* **What to do**: Each line below either holds the string "down" or doesn't. Count those that do and give only the number.

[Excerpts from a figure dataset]
BEGIN

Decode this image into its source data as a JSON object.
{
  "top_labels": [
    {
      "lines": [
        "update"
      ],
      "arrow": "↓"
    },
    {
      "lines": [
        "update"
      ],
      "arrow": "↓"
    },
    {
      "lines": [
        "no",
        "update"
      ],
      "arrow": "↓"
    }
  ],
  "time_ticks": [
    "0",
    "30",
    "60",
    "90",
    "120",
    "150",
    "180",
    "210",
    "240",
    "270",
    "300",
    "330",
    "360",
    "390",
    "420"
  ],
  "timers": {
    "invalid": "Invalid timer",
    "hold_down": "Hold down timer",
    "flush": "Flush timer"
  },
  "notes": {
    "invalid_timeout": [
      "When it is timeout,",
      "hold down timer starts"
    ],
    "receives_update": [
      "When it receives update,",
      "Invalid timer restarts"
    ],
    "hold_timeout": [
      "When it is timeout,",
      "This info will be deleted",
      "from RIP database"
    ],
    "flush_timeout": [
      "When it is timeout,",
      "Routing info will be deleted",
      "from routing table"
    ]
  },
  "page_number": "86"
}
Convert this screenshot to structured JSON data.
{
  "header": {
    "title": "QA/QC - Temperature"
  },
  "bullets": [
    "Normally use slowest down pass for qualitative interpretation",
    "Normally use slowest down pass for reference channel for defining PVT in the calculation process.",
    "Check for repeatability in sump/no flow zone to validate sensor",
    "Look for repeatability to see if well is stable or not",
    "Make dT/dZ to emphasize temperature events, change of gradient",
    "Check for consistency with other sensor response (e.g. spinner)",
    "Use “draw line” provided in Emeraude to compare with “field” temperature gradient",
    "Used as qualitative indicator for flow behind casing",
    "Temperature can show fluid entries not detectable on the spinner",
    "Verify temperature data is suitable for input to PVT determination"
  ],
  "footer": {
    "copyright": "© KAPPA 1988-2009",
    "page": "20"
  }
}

END

* **The answer**: 4